* Written exercise 1
Copy the rows word for word, starting at the one containing "data-label: 11.5 bbox=[133, 213, 158, 224]" and ending at the one containing "x-tick-label: 08-11 18".

* Source

▼

Data Structures in Python

international students learning python

Ultimate Guide to Data Structures in Python

Data structures can hold multiple values such as numbers, letters, characters even lists. In programming the most common data structure is the array and this is also the primary data structure in python although it is called a list.

We explain the wide range of data structures in python and in computer science. Normally online videos or texts cover the same material, such as for job interviews, but we want to present something a bit more interesting.

This article goes from beginner to advanced so the early parts will be of interest to readers new to python, whilst the later parts should be of interest to anyone wishing to learn about data structures and how python works.

There are built-in data structures in python like sets, tuples and dictionaries, and strings contain multiple characters. We compare these to lists.

In computer science we use data structures like stacks, queues, priority queues, hash tables and linked lists. These are often implemented using lists or a built-in function in python.

We also have more complex data structures in computer science such as types of trees or graphs.

Python is also great for data science where we use types of array data structures like numpy arrays and series in pandas. We also have data frames, a table-like data structure consisting of multiple series in pandas.

▲

* The data
▼

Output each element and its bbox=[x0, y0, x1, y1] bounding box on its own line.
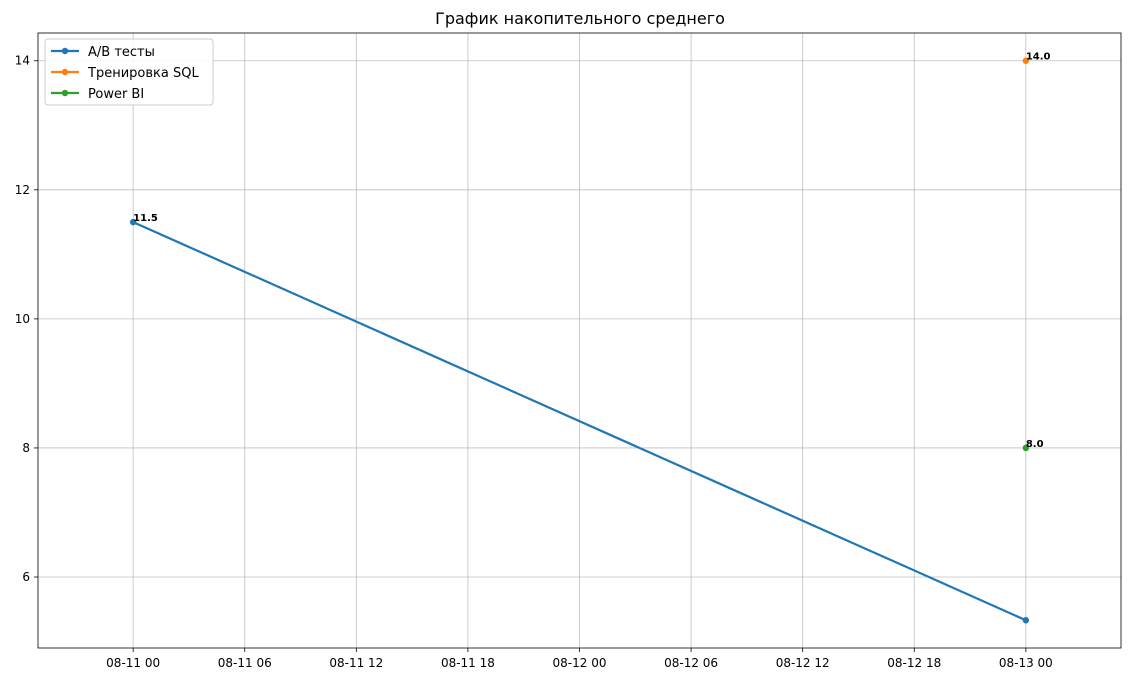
data-label: 11.5 bbox=[133, 213, 158, 224]
data-point bbox=[1022, 617, 1030, 624]
data-labels: 11.5 14.0 8.0 bbox=[133, 52, 1050, 450]
legend-label: Power BI bbox=[88, 87, 144, 102]
series-2 bbox=[1022, 57, 1030, 64]
legend-box bbox=[44, 38, 214, 106]
data-point bbox=[129, 218, 137, 226]
axes: 08-11 00 08-11 06 08-11 12 08-11 18 08-12 00… bbox=[15, 32, 1122, 670]
y-tick-label: 10 bbox=[15, 312, 30, 326]
legend-marker bbox=[61, 68, 69, 76]
data-label: 14.0 bbox=[1026, 52, 1051, 63]
legend-item: Тренировка SQL bbox=[51, 66, 199, 81]
legend-marker bbox=[61, 47, 69, 55]
x-tick-label: 08-11 00 bbox=[106, 656, 160, 670]
series-3 bbox=[1022, 444, 1030, 452]
data-point bbox=[1022, 444, 1030, 452]
legend-item: Power BI bbox=[51, 87, 144, 102]
plot-frame bbox=[37, 32, 1122, 649]
series-1 bbox=[129, 218, 1030, 624]
x-tick-label: 08-12 06 bbox=[664, 656, 718, 670]
y-tick-label: 12 bbox=[15, 183, 30, 197]
legend-marker bbox=[61, 89, 69, 97]
legend-label: A/B тесты bbox=[88, 45, 155, 60]
chart-title: График накопительного среднего bbox=[435, 9, 725, 28]
x-tick-label: 08-12 00 bbox=[553, 656, 607, 670]
x-tick-label: 08-11 06 bbox=[218, 656, 272, 670]
legend-label: Тренировка SQL bbox=[87, 66, 199, 81]
data-point bbox=[1022, 57, 1030, 64]
legend: A/B тесты Тренировка SQL Power BI bbox=[44, 38, 214, 106]
x-tick-label: 08-12 18 bbox=[887, 656, 941, 670]
x-tick-label: 08-11 18 bbox=[441, 656, 495, 670]
y-tick-label: 14 bbox=[15, 54, 30, 68]
x-tick-label: 08-13 00 bbox=[999, 656, 1053, 670]
data-label: 8.0 bbox=[1026, 439, 1044, 450]
x-tick-label: 08-12 12 bbox=[776, 656, 830, 670]
legend-item: A/B тесты bbox=[51, 45, 155, 60]
series-layer bbox=[129, 57, 1030, 624]
y-tick-label: 8 bbox=[22, 441, 30, 455]
y-tick-label: 6 bbox=[22, 570, 30, 584]
series-line bbox=[132, 221, 1027, 622]
x-tick-label: 08-11 12 bbox=[329, 656, 383, 670]
grid bbox=[38, 33, 1121, 648]
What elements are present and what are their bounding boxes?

▲

* Written exercise 2
According to the guide on Python data structures, why do its authors want to present something a bit more interesting?

* Response 1
data-label: 11.5 bbox=[133, 213, 158, 224]
data-point bbox=[1022, 617, 1030, 624]
data-labels: 11.5 14.0 8.0 bbox=[133, 52, 1050, 450]
legend-label: Power BI bbox=[88, 87, 144, 102]
series-2 bbox=[1022, 57, 1030, 64]
legend-box bbox=[44, 38, 214, 106]
data-point bbox=[129, 218, 137, 226]
axes: 08-11 00 08-11 06 08-11 12 08-11 18 08-12 00… bbox=[15, 32, 1122, 670]
y-tick-label: 10 bbox=[15, 312, 30, 326]
legend-marker bbox=[61, 68, 69, 76]
data-label: 14.0 bbox=[1026, 52, 1051, 63]
legend-item: Тренировка SQL bbox=[51, 66, 199, 81]
legend-marker bbox=[61, 47, 69, 55]
x-tick-label: 08-11 00 bbox=[106, 656, 160, 670]
series-3 bbox=[1022, 444, 1030, 452]
data-point bbox=[1022, 444, 1030, 452]
legend-item: Power BI bbox=[51, 87, 144, 102]
plot-frame bbox=[37, 32, 1122, 649]
series-1 bbox=[129, 218, 1030, 624]
x-tick-label: 08-12 06 bbox=[664, 656, 718, 670]
y-tick-label: 12 bbox=[15, 183, 30, 197]
legend-marker bbox=[61, 89, 69, 97]
legend-label: A/B тесты bbox=[88, 45, 155, 60]
chart-title: График накопительного среднего bbox=[435, 9, 725, 28]
x-tick-label: 08-12 00 bbox=[553, 656, 607, 670]
x-tick-label: 08-11 06 bbox=[218, 656, 272, 670]
legend-label: Тренировка SQL bbox=[87, 66, 199, 81]
data-point bbox=[1022, 57, 1030, 64]
legend: A/B тесты Тренировка SQL Power BI bbox=[44, 38, 214, 106]
x-tick-label: 08-12 18 bbox=[887, 656, 941, 670]
x-tick-label: 08-11 18 bbox=[441, 656, 495, 670]

* Response 2
Online videos and texts normally cover the same material, such as material for job interviews. The authors want to offer something more interesting than that.